RECORD EXCERPTS
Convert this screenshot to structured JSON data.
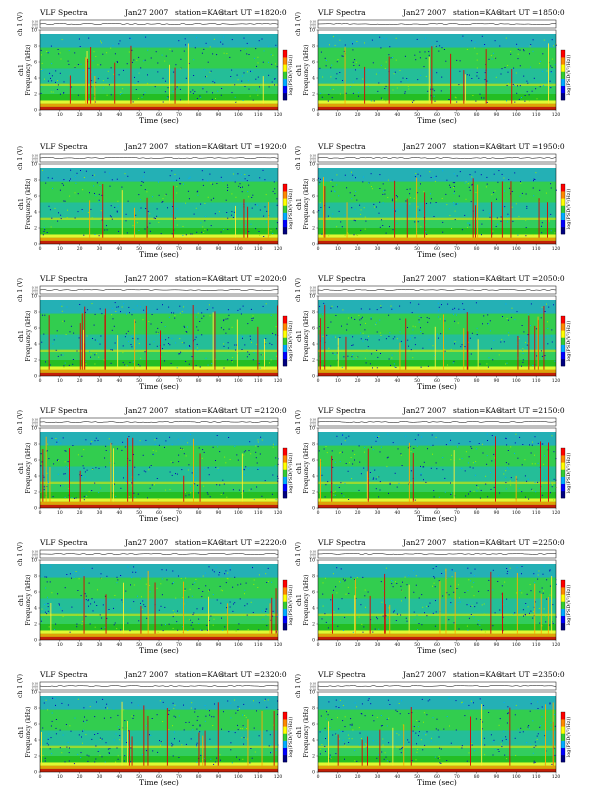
{
  "title_prefix": "VLF Spectra",
  "date": "Jan27 2007",
  "station_text": "station=KAG",
  "start_prefix": "start UT =",
  "amp_label": "ch 1 (V)",
  "freq_label": "Frequency (kHz)",
  "ch_label": "ch1",
  "time_label": "Time (sec)",
  "colorbar_label": "log(PSD(V²/Hz))",
  "colors": {
    "background_green": "#33cc33",
    "hot_red": "#dd0000",
    "cold_blue": "#0000bb"
  },
  "chart_data": [
    {
      "type": "heatmap",
      "start_ut": "1820:0",
      "xlim": [
        0,
        120
      ],
      "ylim": [
        0,
        10
      ],
      "xticks": [
        0,
        10,
        20,
        30,
        40,
        50,
        60,
        70,
        80,
        90,
        100,
        110,
        120
      ],
      "yticks": [
        0,
        2,
        4,
        6,
        8,
        10
      ],
      "amp_ticks": [
        "0.10",
        "0.00",
        "-0.10"
      ]
    },
    {
      "type": "heatmap",
      "start_ut": "1850:0",
      "xlim": [
        0,
        120
      ],
      "ylim": [
        0,
        10
      ],
      "xticks": [
        0,
        10,
        20,
        30,
        40,
        50,
        60,
        70,
        80,
        90,
        100,
        110,
        120
      ],
      "yticks": [
        0,
        2,
        4,
        6,
        8,
        10
      ],
      "amp_ticks": [
        "0.10",
        "0.00",
        "-0.10"
      ]
    },
    {
      "type": "heatmap",
      "start_ut": "1920:0",
      "xlim": [
        0,
        120
      ],
      "ylim": [
        0,
        10
      ],
      "xticks": [
        0,
        10,
        20,
        30,
        40,
        50,
        60,
        70,
        80,
        90,
        100,
        110,
        120
      ],
      "yticks": [
        0,
        2,
        4,
        6,
        8,
        10
      ],
      "amp_ticks": [
        "0.10",
        "0.00",
        "-0.10"
      ]
    },
    {
      "type": "heatmap",
      "start_ut": "1950:0",
      "xlim": [
        0,
        120
      ],
      "ylim": [
        0,
        10
      ],
      "xticks": [
        0,
        10,
        20,
        30,
        40,
        50,
        60,
        70,
        80,
        90,
        100,
        110,
        120
      ],
      "yticks": [
        0,
        2,
        4,
        6,
        8,
        10
      ],
      "amp_ticks": [
        "0.10",
        "0.00",
        "-0.10"
      ]
    },
    {
      "type": "heatmap",
      "start_ut": "2020:0",
      "xlim": [
        0,
        120
      ],
      "ylim": [
        0,
        10
      ],
      "xticks": [
        0,
        10,
        20,
        30,
        40,
        50,
        60,
        70,
        80,
        90,
        100,
        110,
        120
      ],
      "yticks": [
        0,
        2,
        4,
        6,
        8,
        10
      ],
      "amp_ticks": [
        "0.10",
        "0.00",
        "-0.10"
      ]
    },
    {
      "type": "heatmap",
      "start_ut": "2050:0",
      "xlim": [
        0,
        120
      ],
      "ylim": [
        0,
        10
      ],
      "xticks": [
        0,
        10,
        20,
        30,
        40,
        50,
        60,
        70,
        80,
        90,
        100,
        110,
        120
      ],
      "yticks": [
        0,
        2,
        4,
        6,
        8,
        10
      ],
      "amp_ticks": [
        "0.10",
        "0.00",
        "-0.10"
      ]
    },
    {
      "type": "heatmap",
      "start_ut": "2120:0",
      "xlim": [
        0,
        120
      ],
      "ylim": [
        0,
        10
      ],
      "xticks": [
        0,
        10,
        20,
        30,
        40,
        50,
        60,
        70,
        80,
        90,
        100,
        110,
        120
      ],
      "yticks": [
        0,
        2,
        4,
        6,
        8,
        10
      ],
      "amp_ticks": [
        "0.10",
        "0.00",
        "-0.10"
      ]
    },
    {
      "type": "heatmap",
      "start_ut": "2150:0",
      "xlim": [
        0,
        120
      ],
      "ylim": [
        0,
        10
      ],
      "xticks": [
        0,
        10,
        20,
        30,
        40,
        50,
        60,
        70,
        80,
        90,
        100,
        110,
        120
      ],
      "yticks": [
        0,
        2,
        4,
        6,
        8,
        10
      ],
      "amp_ticks": [
        "0.10",
        "0.00",
        "-0.10"
      ]
    },
    {
      "type": "heatmap",
      "start_ut": "2220:0",
      "xlim": [
        0,
        120
      ],
      "ylim": [
        0,
        10
      ],
      "xticks": [
        0,
        10,
        20,
        30,
        40,
        50,
        60,
        70,
        80,
        90,
        100,
        110,
        120
      ],
      "yticks": [
        0,
        2,
        4,
        6,
        8,
        10
      ],
      "amp_ticks": [
        "0.10",
        "0.00",
        "-0.10"
      ]
    },
    {
      "type": "heatmap",
      "start_ut": "2250:0",
      "xlim": [
        0,
        120
      ],
      "ylim": [
        0,
        10
      ],
      "xticks": [
        0,
        10,
        20,
        30,
        40,
        50,
        60,
        70,
        80,
        90,
        100,
        110,
        120
      ],
      "yticks": [
        0,
        2,
        4,
        6,
        8,
        10
      ],
      "amp_ticks": [
        "0.10",
        "0.00",
        "-0.10"
      ]
    },
    {
      "type": "heatmap",
      "start_ut": "2320:0",
      "xlim": [
        0,
        120
      ],
      "ylim": [
        0,
        10
      ],
      "xticks": [
        0,
        10,
        20,
        30,
        40,
        50,
        60,
        70,
        80,
        90,
        100,
        110,
        120
      ],
      "yticks": [
        0,
        2,
        4,
        6,
        8,
        10
      ],
      "amp_ticks": [
        "0.10",
        "0.00",
        "-0.10"
      ]
    },
    {
      "type": "heatmap",
      "start_ut": "2350:0",
      "xlim": [
        0,
        120
      ],
      "ylim": [
        0,
        10
      ],
      "xticks": [
        0,
        10,
        20,
        30,
        40,
        50,
        60,
        70,
        80,
        90,
        100,
        110,
        120
      ],
      "yticks": [
        0,
        2,
        4,
        6,
        8,
        10
      ],
      "amp_ticks": [
        "0.10",
        "0.00",
        "-0.10"
      ]
    }
  ]
}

INSTRUCTIONS TO FOLLOW
The records above are to be reproduced exactly; the pictures are to be left out.

EXERCISE ANSWER
Convert this screenshot to structured JSON data.
{
  "title_prefix": "VLF Spectra",
  "date": "Jan27 2007",
  "station_text": "station=KAG",
  "start_prefix": "start UT =",
  "amp_label": "ch 1 (V)",
  "freq_label": "Frequency (kHz)",
  "ch_label": "ch1",
  "time_label": "Time (sec)",
  "colorbar_label": "log(PSD(V²/Hz))",
  "colors": {
    "background_green": "#33cc33",
    "hot_red": "#dd0000",
    "cold_blue": "#0000bb"
  },
  "chart_data": [
    {
      "type": "heatmap",
      "start_ut": "1820:0",
      "xlim": [
        0,
        120
      ],
      "ylim": [
        0,
        10
      ],
      "xticks": [
        0,
        10,
        20,
        30,
        40,
        50,
        60,
        70,
        80,
        90,
        100,
        110,
        120
      ],
      "yticks": [
        0,
        2,
        4,
        6,
        8,
        10
      ],
      "amp_ticks": [
        "0.10",
        "0.00",
        "-0.10"
      ]
    },
    {
      "type": "heatmap",
      "start_ut": "1850:0",
      "xlim": [
        0,
        120
      ],
      "ylim": [
        0,
        10
      ],
      "xticks": [
        0,
        10,
        20,
        30,
        40,
        50,
        60,
        70,
        80,
        90,
        100,
        110,
        120
      ],
      "yticks": [
        0,
        2,
        4,
        6,
        8,
        10
      ],
      "amp_ticks": [
        "0.10",
        "0.00",
        "-0.10"
      ]
    },
    {
      "type": "heatmap",
      "start_ut": "1920:0",
      "xlim": [
        0,
        120
      ],
      "ylim": [
        0,
        10
      ],
      "xticks": [
        0,
        10,
        20,
        30,
        40,
        50,
        60,
        70,
        80,
        90,
        100,
        110,
        120
      ],
      "yticks": [
        0,
        2,
        4,
        6,
        8,
        10
      ],
      "amp_ticks": [
        "0.10",
        "0.00",
        "-0.10"
      ]
    },
    {
      "type": "heatmap",
      "start_ut": "1950:0",
      "xlim": [
        0,
        120
      ],
      "ylim": [
        0,
        10
      ],
      "xticks": [
        0,
        10,
        20,
        30,
        40,
        50,
        60,
        70,
        80,
        90,
        100,
        110,
        120
      ],
      "yticks": [
        0,
        2,
        4,
        6,
        8,
        10
      ],
      "amp_ticks": [
        "0.10",
        "0.00",
        "-0.10"
      ]
    },
    {
      "type": "heatmap",
      "start_ut": "2020:0",
      "xlim": [
        0,
        120
      ],
      "ylim": [
        0,
        10
      ],
      "xticks": [
        0,
        10,
        20,
        30,
        40,
        50,
        60,
        70,
        80,
        90,
        100,
        110,
        120
      ],
      "yticks": [
        0,
        2,
        4,
        6,
        8,
        10
      ],
      "amp_ticks": [
        "0.10",
        "0.00",
        "-0.10"
      ]
    },
    {
      "type": "heatmap",
      "start_ut": "2050:0",
      "xlim": [
        0,
        120
      ],
      "ylim": [
        0,
        10
      ],
      "xticks": [
        0,
        10,
        20,
        30,
        40,
        50,
        60,
        70,
        80,
        90,
        100,
        110,
        120
      ],
      "yticks": [
        0,
        2,
        4,
        6,
        8,
        10
      ],
      "amp_ticks": [
        "0.10",
        "0.00",
        "-0.10"
      ]
    },
    {
      "type": "heatmap",
      "start_ut": "2120:0",
      "xlim": [
        0,
        120
      ],
      "ylim": [
        0,
        10
      ],
      "xticks": [
        0,
        10,
        20,
        30,
        40,
        50,
        60,
        70,
        80,
        90,
        100,
        110,
        120
      ],
      "yticks": [
        0,
        2,
        4,
        6,
        8,
        10
      ],
      "amp_ticks": [
        "0.10",
        "0.00",
        "-0.10"
      ]
    },
    {
      "type": "heatmap",
      "start_ut": "2150:0",
      "xlim": [
        0,
        120
      ],
      "ylim": [
        0,
        10
      ],
      "xticks": [
        0,
        10,
        20,
        30,
        40,
        50,
        60,
        70,
        80,
        90,
        100,
        110,
        120
      ],
      "yticks": [
        0,
        2,
        4,
        6,
        8,
        10
      ],
      "amp_ticks": [
        "0.10",
        "0.00",
        "-0.10"
      ]
    },
    {
      "type": "heatmap",
      "start_ut": "2220:0",
      "xlim": [
        0,
        120
      ],
      "ylim": [
        0,
        10
      ],
      "xticks": [
        0,
        10,
        20,
        30,
        40,
        50,
        60,
        70,
        80,
        90,
        100,
        110,
        120
      ],
      "yticks": [
        0,
        2,
        4,
        6,
        8,
        10
      ],
      "amp_ticks": [
        "0.10",
        "0.00",
        "-0.10"
      ]
    },
    {
      "type": "heatmap",
      "start_ut": "2250:0",
      "xlim": [
        0,
        120
      ],
      "ylim": [
        0,
        10
      ],
      "xticks": [
        0,
        10,
        20,
        30,
        40,
        50,
        60,
        70,
        80,
        90,
        100,
        110,
        120
      ],
      "yticks": [
        0,
        2,
        4,
        6,
        8,
        10
      ],
      "amp_ticks": [
        "0.10",
        "0.00",
        "-0.10"
      ]
    },
    {
      "type": "heatmap",
      "start_ut": "2320:0",
      "xlim": [
        0,
        120
      ],
      "ylim": [
        0,
        10
      ],
      "xticks": [
        0,
        10,
        20,
        30,
        40,
        50,
        60,
        70,
        80,
        90,
        100,
        110,
        120
      ],
      "yticks": [
        0,
        2,
        4,
        6,
        8,
        10
      ],
      "amp_ticks": [
        "0.10",
        "0.00",
        "-0.10"
      ]
    },
    {
      "type": "heatmap",
      "start_ut": "2350:0",
      "xlim": [
        0,
        120
      ],
      "ylim": [
        0,
        10
      ],
      "xticks": [
        0,
        10,
        20,
        30,
        40,
        50,
        60,
        70,
        80,
        90,
        100,
        110,
        120
      ],
      "yticks": [
        0,
        2,
        4,
        6,
        8,
        10
      ],
      "amp_ticks": [
        "0.10",
        "0.00",
        "-0.10"
      ]
    }
  ]
}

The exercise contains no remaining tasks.